--- START Information supplied ---
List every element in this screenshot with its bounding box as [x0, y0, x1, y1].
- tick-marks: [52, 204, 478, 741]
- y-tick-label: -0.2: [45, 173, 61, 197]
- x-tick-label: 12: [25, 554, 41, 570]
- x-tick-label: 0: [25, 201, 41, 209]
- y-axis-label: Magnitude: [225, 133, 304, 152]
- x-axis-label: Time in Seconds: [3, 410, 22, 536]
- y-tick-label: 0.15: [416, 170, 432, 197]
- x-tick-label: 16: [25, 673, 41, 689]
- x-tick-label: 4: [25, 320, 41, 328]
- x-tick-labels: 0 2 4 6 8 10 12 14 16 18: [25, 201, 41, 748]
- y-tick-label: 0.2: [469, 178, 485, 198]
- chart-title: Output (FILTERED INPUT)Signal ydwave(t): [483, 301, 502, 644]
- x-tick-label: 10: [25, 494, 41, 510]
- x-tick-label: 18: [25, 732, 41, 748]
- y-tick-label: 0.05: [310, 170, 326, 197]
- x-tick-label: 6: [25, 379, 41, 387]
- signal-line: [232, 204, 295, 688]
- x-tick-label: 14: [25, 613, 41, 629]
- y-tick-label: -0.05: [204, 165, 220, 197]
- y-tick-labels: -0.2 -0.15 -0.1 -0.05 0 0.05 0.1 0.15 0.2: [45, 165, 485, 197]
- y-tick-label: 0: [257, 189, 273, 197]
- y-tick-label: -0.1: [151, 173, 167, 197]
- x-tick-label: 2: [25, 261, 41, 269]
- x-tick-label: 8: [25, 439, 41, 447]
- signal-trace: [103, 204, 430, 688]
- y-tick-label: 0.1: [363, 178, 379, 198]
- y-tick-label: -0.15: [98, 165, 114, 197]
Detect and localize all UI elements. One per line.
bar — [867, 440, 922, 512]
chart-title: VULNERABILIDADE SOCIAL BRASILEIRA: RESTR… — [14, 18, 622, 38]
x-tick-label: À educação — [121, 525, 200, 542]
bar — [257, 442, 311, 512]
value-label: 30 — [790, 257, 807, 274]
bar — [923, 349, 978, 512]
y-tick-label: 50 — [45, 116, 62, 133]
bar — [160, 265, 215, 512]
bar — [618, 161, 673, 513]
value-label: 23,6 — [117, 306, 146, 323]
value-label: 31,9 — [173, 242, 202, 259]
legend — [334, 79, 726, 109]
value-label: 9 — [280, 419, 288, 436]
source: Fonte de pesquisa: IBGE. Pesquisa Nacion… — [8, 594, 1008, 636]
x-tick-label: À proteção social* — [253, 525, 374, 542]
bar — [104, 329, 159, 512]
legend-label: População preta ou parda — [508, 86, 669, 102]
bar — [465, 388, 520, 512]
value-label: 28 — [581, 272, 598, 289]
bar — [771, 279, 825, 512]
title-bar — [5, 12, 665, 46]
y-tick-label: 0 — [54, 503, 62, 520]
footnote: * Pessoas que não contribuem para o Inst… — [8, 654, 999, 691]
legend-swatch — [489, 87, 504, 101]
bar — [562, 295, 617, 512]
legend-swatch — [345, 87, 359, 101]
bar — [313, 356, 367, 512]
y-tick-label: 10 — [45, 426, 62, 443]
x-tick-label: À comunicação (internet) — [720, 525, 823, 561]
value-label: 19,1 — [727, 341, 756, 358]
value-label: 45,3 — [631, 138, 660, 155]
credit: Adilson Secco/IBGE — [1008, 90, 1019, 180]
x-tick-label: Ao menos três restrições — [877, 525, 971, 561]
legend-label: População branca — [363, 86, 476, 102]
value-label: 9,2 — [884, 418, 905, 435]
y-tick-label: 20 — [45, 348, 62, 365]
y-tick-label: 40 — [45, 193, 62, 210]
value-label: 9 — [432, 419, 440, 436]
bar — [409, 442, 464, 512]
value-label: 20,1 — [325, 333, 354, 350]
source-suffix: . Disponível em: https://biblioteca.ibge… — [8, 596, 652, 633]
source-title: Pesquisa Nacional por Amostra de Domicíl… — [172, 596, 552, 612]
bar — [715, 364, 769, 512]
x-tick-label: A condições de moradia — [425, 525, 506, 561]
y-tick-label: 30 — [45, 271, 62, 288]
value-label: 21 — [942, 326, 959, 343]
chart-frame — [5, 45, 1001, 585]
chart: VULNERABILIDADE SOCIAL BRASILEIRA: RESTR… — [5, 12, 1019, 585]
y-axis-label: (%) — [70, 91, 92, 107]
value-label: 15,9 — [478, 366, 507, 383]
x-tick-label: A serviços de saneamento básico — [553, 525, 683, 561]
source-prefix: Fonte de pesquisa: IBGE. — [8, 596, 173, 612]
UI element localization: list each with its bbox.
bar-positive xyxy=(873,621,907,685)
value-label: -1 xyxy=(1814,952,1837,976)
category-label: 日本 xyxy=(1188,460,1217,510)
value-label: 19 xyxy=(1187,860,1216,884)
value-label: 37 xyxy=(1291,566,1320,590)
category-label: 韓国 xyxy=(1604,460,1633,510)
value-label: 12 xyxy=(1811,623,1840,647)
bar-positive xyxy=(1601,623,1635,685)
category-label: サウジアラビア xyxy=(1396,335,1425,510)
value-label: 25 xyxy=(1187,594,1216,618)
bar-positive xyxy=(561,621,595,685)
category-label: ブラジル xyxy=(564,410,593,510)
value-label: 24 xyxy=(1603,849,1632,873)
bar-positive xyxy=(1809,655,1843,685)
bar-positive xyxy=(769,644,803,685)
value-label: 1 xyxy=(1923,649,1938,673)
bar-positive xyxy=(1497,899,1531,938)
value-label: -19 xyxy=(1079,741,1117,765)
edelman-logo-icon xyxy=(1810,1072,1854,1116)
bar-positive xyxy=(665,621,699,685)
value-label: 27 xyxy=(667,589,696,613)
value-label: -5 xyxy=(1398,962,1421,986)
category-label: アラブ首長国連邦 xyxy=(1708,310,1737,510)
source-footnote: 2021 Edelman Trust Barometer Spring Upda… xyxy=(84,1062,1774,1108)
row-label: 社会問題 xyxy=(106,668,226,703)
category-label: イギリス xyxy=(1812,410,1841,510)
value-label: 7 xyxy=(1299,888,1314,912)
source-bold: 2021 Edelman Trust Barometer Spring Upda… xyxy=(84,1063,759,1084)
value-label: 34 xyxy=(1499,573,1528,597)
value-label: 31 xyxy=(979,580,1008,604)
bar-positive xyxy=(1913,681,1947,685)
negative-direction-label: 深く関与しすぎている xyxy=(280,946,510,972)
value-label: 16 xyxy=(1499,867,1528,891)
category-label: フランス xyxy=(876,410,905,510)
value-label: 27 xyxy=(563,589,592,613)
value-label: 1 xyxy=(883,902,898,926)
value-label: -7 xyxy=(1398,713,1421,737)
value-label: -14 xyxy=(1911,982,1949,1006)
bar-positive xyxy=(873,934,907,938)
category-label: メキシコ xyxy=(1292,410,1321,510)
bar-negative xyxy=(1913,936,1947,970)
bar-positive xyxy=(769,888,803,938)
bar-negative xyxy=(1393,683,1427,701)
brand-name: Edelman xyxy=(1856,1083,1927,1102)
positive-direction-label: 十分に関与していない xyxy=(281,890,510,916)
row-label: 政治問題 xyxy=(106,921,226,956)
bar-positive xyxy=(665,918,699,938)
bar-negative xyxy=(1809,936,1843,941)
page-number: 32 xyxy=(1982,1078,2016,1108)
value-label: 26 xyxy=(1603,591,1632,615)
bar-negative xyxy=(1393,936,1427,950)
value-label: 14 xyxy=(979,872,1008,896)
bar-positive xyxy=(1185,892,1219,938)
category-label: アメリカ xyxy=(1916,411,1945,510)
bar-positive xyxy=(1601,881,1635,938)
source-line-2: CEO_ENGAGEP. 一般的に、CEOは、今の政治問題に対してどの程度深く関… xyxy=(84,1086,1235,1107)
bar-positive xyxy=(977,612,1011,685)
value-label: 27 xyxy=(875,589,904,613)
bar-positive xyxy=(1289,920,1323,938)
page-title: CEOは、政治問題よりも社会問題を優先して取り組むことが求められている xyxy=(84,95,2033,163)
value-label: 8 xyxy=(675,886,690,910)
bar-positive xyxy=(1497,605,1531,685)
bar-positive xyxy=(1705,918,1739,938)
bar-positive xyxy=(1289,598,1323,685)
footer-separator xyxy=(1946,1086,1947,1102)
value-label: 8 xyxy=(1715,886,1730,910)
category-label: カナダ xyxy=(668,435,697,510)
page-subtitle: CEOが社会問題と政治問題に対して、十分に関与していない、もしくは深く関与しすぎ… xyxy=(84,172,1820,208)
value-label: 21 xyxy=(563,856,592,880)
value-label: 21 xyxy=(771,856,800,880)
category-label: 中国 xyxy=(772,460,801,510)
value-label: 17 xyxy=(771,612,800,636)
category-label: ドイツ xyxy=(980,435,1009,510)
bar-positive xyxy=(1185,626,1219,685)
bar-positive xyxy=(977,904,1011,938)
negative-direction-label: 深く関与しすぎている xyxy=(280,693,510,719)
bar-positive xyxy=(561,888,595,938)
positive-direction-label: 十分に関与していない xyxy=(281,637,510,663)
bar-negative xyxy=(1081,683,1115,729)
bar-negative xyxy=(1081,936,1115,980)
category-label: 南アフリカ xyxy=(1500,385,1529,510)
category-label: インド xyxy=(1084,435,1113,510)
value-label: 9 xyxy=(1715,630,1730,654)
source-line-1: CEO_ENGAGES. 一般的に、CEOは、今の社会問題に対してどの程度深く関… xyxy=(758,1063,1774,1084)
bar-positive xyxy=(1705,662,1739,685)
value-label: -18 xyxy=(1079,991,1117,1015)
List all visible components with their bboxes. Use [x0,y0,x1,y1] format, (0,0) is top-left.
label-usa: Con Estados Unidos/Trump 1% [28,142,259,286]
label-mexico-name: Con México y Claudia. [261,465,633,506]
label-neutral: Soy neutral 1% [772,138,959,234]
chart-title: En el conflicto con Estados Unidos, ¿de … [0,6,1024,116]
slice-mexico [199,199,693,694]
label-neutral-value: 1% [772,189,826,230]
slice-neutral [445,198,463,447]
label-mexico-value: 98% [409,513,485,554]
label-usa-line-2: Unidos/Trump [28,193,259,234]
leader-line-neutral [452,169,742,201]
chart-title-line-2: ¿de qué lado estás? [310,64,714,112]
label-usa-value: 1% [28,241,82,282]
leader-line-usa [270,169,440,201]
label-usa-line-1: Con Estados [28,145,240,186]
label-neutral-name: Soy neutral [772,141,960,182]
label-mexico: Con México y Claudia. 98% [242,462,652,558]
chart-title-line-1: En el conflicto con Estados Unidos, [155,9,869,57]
--- END Information supplied ---
→ **Task instructions**: Repeat the records verbatim, from their first line through the line containing "- chart-title: Output", with both lines included.

→ **Task answer**:
List every element in this screenshot with its bounding box as [x0, y0, x1, y1].
- tick-marks: [52, 204, 478, 741]
- y-tick-label: -0.2: [45, 173, 61, 197]
- x-tick-label: 12: [25, 554, 41, 570]
- x-tick-label: 0: [25, 201, 41, 209]
- y-axis-label: Magnitude: [225, 133, 304, 152]
- x-axis-label: Time in Seconds: [3, 410, 22, 536]
- y-tick-label: 0.15: [416, 170, 432, 197]
- x-tick-label: 16: [25, 673, 41, 689]
- x-tick-label: 4: [25, 320, 41, 328]
- x-tick-labels: 0 2 4 6 8 10 12 14 16 18: [25, 201, 41, 748]
- y-tick-label: 0.2: [469, 178, 485, 198]
- chart-title: Output (FILTERED INPUT)Signal ydwave(t): [483, 301, 502, 644]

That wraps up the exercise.